**Goal**
Go through the data below. Pull out every line that has the word "totals".

**Data entries for graphics**
※

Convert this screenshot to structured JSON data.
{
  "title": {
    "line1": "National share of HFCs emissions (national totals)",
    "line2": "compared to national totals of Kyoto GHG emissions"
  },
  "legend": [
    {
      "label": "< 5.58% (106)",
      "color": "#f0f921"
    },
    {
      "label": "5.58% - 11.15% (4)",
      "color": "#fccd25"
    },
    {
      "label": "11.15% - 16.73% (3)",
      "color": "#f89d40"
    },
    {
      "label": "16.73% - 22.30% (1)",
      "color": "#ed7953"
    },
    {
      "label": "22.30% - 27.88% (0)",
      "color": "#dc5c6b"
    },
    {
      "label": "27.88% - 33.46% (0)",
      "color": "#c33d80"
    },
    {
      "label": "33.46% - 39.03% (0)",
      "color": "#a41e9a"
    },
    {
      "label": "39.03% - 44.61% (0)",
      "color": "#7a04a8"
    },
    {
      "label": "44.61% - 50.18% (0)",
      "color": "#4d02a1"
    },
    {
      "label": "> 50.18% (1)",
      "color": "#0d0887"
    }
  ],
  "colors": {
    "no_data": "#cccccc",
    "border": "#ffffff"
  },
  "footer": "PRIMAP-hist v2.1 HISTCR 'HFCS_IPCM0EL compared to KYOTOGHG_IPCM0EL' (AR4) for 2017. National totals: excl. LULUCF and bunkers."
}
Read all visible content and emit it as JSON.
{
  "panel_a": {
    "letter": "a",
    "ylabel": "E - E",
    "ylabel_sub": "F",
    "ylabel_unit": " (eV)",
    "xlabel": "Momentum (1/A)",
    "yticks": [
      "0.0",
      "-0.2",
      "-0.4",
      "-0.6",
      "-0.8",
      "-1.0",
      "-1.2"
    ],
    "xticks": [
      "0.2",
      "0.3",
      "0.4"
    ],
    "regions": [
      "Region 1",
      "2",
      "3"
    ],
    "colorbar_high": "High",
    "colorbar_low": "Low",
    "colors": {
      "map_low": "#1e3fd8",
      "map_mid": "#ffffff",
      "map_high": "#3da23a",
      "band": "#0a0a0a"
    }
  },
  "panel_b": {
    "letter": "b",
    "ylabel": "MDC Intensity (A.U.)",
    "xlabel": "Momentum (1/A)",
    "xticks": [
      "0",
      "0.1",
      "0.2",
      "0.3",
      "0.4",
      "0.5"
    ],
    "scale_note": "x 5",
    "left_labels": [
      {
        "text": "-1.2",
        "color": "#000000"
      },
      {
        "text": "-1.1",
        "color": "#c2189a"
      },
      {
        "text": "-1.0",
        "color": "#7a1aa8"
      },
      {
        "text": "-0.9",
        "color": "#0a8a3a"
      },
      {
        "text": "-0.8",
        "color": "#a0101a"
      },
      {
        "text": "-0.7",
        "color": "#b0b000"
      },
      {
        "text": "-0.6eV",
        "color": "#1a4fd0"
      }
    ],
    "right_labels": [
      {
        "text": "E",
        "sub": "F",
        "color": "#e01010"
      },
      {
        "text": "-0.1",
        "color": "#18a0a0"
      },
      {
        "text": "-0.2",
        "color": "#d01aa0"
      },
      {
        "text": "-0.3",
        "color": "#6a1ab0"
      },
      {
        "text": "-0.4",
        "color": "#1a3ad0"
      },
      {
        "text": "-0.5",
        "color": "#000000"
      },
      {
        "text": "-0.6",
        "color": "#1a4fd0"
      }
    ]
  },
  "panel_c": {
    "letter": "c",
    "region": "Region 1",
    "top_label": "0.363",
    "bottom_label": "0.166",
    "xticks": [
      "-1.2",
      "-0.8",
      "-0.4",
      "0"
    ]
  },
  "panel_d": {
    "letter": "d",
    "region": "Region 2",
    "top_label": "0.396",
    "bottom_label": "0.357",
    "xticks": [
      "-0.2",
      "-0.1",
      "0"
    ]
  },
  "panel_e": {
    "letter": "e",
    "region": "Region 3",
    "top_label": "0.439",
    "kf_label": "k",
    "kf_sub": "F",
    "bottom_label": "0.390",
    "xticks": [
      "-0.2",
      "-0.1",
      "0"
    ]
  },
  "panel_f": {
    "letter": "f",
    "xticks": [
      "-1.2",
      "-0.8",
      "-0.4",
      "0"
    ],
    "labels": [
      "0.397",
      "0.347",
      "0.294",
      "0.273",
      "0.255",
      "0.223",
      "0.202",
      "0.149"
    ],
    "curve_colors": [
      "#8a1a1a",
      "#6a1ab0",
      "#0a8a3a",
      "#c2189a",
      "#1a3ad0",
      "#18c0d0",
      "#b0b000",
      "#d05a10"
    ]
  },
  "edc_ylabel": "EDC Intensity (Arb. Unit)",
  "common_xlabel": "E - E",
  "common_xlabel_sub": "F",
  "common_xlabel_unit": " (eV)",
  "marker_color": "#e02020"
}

※

**Reply to the task**
    "line1": "National share of HFCs emissions (national totals)",
    "line2": "compared to national totals of Kyoto GHG emissions"
  "footer": "PRIMAP-hist v2.1 HISTCR 'HFCS_IPCM0EL compared to KYOTOGHG_IPCM0EL' (AR4) for 2017. National totals: excl. LULUCF and bunkers."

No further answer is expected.